Task >>
All of the lines below are to be printed again exactly; images are excluded from the output.

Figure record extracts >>

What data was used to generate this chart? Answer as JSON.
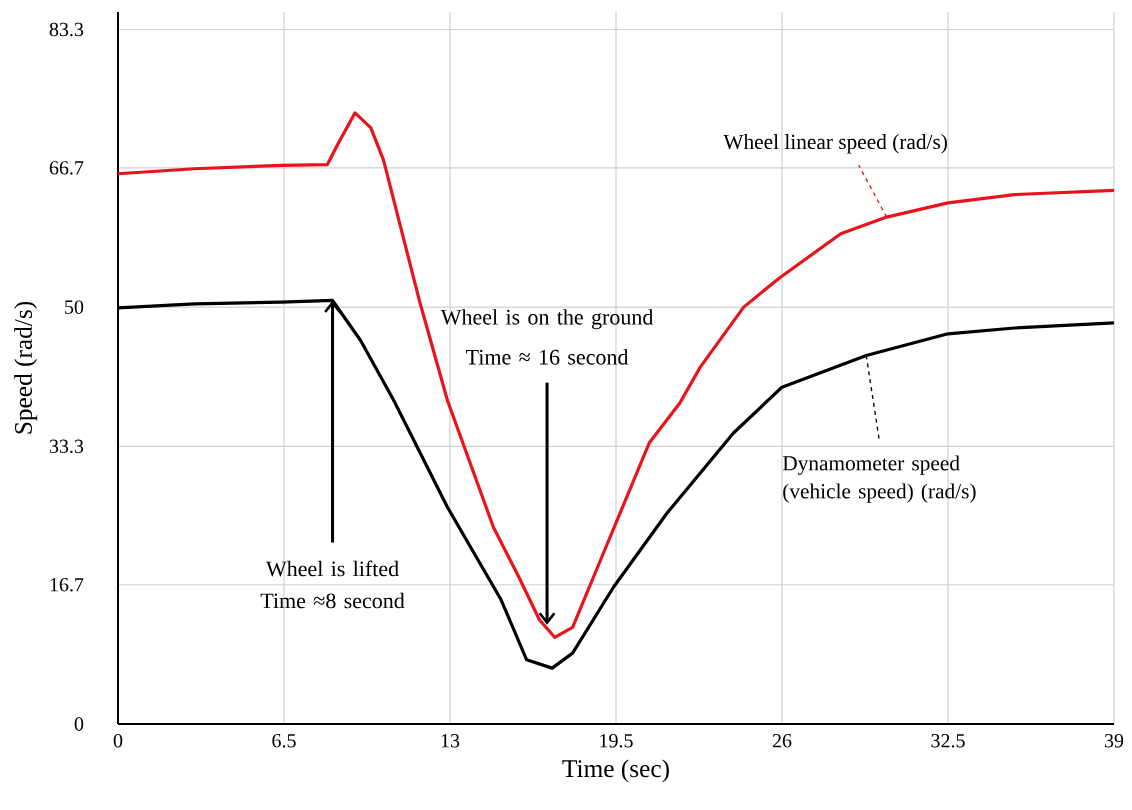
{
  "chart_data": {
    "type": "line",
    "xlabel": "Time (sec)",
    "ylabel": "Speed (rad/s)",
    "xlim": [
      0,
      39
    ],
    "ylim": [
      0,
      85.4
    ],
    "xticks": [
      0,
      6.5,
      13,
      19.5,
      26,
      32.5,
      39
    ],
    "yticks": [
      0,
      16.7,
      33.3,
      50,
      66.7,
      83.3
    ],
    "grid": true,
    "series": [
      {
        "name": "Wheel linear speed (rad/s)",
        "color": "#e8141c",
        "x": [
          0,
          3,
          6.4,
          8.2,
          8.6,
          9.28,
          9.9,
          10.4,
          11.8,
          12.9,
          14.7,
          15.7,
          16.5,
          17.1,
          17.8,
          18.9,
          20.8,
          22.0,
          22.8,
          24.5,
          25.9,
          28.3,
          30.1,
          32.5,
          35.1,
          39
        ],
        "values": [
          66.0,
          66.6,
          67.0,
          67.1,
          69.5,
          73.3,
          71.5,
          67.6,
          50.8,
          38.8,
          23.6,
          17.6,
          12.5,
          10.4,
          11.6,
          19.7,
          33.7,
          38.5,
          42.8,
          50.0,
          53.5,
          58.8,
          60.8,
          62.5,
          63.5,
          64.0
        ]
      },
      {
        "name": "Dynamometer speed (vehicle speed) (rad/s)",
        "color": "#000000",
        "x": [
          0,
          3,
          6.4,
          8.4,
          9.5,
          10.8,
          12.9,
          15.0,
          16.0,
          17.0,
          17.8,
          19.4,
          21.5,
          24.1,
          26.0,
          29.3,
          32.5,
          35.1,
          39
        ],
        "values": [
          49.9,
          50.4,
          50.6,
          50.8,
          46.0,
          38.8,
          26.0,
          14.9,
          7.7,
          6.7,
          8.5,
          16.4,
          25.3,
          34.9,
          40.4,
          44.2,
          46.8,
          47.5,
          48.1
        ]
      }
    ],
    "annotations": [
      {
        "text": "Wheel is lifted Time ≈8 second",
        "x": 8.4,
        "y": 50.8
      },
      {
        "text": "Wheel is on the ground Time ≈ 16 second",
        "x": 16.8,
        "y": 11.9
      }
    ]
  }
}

Finished task >>
What data was used to generate this chart? Answer as JSON.
{
  "chart_data": {
    "type": "line",
    "xlabel": "Time (sec)",
    "ylabel": "Speed (rad/s)",
    "xlim": [
      0,
      39
    ],
    "ylim": [
      0,
      85.4
    ],
    "xticks": [
      0,
      6.5,
      13,
      19.5,
      26,
      32.5,
      39
    ],
    "yticks": [
      0,
      16.7,
      33.3,
      50,
      66.7,
      83.3
    ],
    "grid": true,
    "series": [
      {
        "name": "Wheel linear speed (rad/s)",
        "color": "#e8141c",
        "x": [
          0,
          3,
          6.4,
          8.2,
          8.6,
          9.28,
          9.9,
          10.4,
          11.8,
          12.9,
          14.7,
          15.7,
          16.5,
          17.1,
          17.8,
          18.9,
          20.8,
          22.0,
          22.8,
          24.5,
          25.9,
          28.3,
          30.1,
          32.5,
          35.1,
          39
        ],
        "values": [
          66.0,
          66.6,
          67.0,
          67.1,
          69.5,
          73.3,
          71.5,
          67.6,
          50.8,
          38.8,
          23.6,
          17.6,
          12.5,
          10.4,
          11.6,
          19.7,
          33.7,
          38.5,
          42.8,
          50.0,
          53.5,
          58.8,
          60.8,
          62.5,
          63.5,
          64.0
        ]
      },
      {
        "name": "Dynamometer speed (vehicle speed) (rad/s)",
        "color": "#000000",
        "x": [
          0,
          3,
          6.4,
          8.4,
          9.5,
          10.8,
          12.9,
          15.0,
          16.0,
          17.0,
          17.8,
          19.4,
          21.5,
          24.1,
          26.0,
          29.3,
          32.5,
          35.1,
          39
        ],
        "values": [
          49.9,
          50.4,
          50.6,
          50.8,
          46.0,
          38.8,
          26.0,
          14.9,
          7.7,
          6.7,
          8.5,
          16.4,
          25.3,
          34.9,
          40.4,
          44.2,
          46.8,
          47.5,
          48.1
        ]
      }
    ],
    "annotations": [
      {
        "text": "Wheel is lifted Time ≈8 second",
        "x": 8.4,
        "y": 50.8
      },
      {
        "text": "Wheel is on the ground Time ≈ 16 second",
        "x": 16.8,
        "y": 11.9
      }
    ]
  }
}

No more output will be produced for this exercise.